● **TASK REQUIREMENTS**
Only lines holding the word "документів" should be copied from the material.

● **SUPPLIED ENTRIES**
---*---
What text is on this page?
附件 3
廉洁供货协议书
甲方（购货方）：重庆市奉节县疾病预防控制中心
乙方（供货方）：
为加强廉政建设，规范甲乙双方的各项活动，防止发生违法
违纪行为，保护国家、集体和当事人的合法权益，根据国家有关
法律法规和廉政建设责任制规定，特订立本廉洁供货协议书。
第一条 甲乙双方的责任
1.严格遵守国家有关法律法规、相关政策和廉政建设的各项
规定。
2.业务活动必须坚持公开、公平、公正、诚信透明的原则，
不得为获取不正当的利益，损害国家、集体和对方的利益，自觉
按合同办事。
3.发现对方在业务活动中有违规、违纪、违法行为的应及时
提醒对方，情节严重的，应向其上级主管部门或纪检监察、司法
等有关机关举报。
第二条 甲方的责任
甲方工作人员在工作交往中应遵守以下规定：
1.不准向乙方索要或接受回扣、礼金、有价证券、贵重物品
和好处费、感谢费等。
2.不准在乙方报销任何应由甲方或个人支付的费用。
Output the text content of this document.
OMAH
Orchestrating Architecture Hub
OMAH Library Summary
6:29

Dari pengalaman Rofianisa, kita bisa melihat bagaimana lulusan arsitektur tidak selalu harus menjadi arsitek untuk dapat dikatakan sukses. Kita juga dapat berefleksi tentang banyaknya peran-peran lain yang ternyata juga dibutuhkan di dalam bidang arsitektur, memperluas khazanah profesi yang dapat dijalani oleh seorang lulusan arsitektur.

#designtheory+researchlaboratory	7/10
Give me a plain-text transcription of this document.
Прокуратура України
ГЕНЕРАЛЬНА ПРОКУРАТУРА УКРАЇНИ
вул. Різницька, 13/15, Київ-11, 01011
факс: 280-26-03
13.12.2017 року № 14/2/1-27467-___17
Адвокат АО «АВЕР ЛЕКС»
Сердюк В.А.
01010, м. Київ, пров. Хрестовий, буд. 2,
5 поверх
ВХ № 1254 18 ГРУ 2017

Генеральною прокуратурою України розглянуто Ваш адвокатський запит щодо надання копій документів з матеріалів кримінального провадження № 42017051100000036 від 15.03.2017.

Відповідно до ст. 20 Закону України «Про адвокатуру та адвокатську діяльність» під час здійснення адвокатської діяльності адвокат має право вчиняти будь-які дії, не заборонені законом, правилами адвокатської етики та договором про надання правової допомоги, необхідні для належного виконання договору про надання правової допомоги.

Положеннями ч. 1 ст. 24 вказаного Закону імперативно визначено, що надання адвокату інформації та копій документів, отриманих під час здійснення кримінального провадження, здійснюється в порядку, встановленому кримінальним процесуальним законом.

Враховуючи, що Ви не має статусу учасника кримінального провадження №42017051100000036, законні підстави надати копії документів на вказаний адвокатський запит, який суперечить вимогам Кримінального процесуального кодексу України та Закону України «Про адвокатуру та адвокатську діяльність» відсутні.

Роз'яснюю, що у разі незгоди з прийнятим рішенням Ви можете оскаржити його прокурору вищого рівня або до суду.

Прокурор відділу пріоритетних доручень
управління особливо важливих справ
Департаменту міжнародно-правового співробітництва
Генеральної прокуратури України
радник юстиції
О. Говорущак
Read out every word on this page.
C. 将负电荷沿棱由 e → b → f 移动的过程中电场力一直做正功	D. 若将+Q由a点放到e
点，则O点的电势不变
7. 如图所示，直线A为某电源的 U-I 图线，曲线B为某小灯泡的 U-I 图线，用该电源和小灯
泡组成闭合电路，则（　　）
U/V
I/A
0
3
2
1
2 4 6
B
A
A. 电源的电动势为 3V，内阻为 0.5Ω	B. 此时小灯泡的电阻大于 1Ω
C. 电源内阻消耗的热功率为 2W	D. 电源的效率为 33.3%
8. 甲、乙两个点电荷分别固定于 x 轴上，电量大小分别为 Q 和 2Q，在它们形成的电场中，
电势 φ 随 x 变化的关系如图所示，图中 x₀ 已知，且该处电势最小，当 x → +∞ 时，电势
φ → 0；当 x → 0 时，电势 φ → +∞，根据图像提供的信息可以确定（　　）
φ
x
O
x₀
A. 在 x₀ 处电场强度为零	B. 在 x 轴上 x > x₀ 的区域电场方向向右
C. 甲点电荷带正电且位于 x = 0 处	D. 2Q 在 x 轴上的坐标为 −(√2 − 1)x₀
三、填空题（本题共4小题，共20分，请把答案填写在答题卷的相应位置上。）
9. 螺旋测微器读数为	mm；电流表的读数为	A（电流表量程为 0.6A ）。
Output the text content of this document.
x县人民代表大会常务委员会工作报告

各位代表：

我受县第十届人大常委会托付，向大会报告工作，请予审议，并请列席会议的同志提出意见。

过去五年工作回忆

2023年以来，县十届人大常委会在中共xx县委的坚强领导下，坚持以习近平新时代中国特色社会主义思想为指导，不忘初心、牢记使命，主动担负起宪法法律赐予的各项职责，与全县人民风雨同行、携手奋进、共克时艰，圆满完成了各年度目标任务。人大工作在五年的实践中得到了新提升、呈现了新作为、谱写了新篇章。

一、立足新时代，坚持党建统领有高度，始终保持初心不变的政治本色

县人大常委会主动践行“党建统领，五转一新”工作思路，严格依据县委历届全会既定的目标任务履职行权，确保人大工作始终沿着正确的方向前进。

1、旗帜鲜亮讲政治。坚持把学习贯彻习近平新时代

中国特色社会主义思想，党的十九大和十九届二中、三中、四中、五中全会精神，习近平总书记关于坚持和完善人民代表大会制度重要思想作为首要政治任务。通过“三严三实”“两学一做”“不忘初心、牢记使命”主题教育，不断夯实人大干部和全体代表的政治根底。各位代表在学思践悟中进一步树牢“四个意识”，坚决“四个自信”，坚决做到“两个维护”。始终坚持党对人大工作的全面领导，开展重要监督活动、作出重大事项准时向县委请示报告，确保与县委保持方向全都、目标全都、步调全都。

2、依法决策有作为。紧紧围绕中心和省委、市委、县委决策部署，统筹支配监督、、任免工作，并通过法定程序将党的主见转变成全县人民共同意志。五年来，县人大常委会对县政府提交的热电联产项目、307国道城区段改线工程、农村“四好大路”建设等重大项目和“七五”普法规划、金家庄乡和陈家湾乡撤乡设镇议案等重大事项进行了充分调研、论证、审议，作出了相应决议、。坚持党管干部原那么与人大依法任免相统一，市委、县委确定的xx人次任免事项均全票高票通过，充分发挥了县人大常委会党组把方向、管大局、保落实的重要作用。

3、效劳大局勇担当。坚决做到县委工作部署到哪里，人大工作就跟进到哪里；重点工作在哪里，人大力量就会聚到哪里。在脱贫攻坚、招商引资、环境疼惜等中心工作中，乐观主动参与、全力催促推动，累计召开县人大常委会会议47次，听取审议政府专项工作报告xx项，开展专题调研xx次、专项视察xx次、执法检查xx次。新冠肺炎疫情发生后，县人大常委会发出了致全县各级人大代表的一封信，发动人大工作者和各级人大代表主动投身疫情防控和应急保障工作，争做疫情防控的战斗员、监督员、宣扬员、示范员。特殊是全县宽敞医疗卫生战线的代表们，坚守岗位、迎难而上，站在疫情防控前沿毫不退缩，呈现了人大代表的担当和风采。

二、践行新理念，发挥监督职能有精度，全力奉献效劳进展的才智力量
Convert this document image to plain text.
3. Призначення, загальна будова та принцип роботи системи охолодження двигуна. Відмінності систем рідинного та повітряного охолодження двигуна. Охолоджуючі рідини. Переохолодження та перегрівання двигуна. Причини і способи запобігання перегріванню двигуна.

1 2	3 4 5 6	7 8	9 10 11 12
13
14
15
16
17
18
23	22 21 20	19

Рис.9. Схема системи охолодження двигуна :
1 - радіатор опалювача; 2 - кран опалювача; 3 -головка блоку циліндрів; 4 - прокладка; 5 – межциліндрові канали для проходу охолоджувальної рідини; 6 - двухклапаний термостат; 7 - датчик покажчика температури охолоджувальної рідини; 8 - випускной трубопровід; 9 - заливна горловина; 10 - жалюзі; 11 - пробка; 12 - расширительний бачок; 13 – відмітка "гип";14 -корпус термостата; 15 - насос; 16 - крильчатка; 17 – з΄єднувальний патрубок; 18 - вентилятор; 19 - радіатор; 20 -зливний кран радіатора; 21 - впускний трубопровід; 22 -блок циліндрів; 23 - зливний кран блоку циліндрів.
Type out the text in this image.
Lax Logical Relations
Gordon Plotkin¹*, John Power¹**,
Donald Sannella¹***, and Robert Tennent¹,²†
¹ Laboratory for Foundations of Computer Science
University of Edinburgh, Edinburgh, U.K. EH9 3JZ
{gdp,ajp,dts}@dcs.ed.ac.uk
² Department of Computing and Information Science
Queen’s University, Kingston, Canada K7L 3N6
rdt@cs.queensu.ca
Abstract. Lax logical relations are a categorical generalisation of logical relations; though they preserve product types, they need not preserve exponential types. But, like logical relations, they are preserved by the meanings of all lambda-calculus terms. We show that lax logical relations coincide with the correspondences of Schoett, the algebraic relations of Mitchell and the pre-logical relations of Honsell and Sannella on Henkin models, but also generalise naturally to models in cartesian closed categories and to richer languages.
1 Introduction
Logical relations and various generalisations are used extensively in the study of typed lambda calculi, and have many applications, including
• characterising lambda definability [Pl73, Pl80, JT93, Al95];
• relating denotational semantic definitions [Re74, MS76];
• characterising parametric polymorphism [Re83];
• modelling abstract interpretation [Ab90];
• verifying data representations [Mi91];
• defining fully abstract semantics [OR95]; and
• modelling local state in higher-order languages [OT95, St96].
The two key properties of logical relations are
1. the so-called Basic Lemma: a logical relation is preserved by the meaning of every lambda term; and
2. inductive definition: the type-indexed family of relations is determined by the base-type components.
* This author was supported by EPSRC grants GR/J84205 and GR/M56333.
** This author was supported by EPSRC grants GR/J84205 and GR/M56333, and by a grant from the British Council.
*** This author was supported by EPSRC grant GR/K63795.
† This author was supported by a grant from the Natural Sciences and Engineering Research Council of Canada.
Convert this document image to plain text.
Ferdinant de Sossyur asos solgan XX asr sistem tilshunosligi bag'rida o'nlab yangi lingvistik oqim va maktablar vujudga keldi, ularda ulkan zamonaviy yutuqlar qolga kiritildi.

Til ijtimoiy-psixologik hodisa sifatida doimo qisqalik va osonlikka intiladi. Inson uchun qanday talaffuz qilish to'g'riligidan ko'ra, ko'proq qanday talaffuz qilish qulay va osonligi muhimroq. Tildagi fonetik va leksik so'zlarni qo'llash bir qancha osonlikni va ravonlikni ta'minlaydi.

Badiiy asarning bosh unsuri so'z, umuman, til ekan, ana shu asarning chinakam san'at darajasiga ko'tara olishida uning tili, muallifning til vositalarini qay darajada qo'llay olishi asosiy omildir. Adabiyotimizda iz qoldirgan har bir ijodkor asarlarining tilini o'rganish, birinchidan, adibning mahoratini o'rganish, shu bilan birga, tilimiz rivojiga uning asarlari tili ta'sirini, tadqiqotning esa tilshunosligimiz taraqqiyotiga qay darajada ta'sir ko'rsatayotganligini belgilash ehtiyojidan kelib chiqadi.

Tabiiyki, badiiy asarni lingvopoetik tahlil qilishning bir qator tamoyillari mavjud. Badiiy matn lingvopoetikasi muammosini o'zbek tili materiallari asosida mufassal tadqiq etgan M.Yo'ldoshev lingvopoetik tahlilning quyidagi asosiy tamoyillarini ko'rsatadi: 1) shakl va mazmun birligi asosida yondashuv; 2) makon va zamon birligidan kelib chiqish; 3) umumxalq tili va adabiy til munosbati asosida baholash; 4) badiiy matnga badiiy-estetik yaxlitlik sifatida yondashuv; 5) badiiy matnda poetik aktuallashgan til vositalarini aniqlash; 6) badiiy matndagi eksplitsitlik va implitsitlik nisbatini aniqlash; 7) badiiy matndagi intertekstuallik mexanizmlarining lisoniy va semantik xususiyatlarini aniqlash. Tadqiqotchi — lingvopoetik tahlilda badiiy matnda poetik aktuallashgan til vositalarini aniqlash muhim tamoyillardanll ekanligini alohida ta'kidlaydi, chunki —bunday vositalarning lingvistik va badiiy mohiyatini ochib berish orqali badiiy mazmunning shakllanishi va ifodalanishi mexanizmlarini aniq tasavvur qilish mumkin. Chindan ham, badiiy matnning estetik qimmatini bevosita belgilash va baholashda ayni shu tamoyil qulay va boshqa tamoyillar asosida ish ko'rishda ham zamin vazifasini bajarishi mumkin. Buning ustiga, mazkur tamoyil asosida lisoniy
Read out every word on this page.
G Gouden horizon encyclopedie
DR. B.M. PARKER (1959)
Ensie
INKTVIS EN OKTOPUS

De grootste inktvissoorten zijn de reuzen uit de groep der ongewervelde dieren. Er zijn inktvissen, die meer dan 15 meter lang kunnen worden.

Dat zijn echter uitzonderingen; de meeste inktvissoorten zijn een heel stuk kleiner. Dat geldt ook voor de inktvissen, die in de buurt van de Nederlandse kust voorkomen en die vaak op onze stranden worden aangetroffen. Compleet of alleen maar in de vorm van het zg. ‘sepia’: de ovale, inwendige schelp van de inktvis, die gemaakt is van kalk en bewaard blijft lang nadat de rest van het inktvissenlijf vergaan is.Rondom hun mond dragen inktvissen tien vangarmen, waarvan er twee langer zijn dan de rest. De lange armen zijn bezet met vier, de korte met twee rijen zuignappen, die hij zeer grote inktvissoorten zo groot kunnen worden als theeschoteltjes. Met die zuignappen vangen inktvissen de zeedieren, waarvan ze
---*---
● **OUTPUT FOR THIS TASK**
Генеральною прокуратурою України розглянуто Ваш адвокатський запит щодо надання копій документів з матеріалів кримінального провадження № 42017051100000036 від 15.03.2017.
Положеннями ч. 1 ст. 24 вказаного Закону імперативно визначено, що надання адвокату інформації та копій документів, отриманих під час здійснення кримінального провадження, здійснюється в порядку, встановленому кримінальним процесуальним законом.
Враховуючи, що Ви не має статусу учасника кримінального провадження №42017051100000036, законні підстави надати копії документів на вказаний адвокатський запит, який суперечить вимогам Кримінального процесуального кодексу України та Закону України «Про адвокатуру та адвокатську діяльність» відсутні.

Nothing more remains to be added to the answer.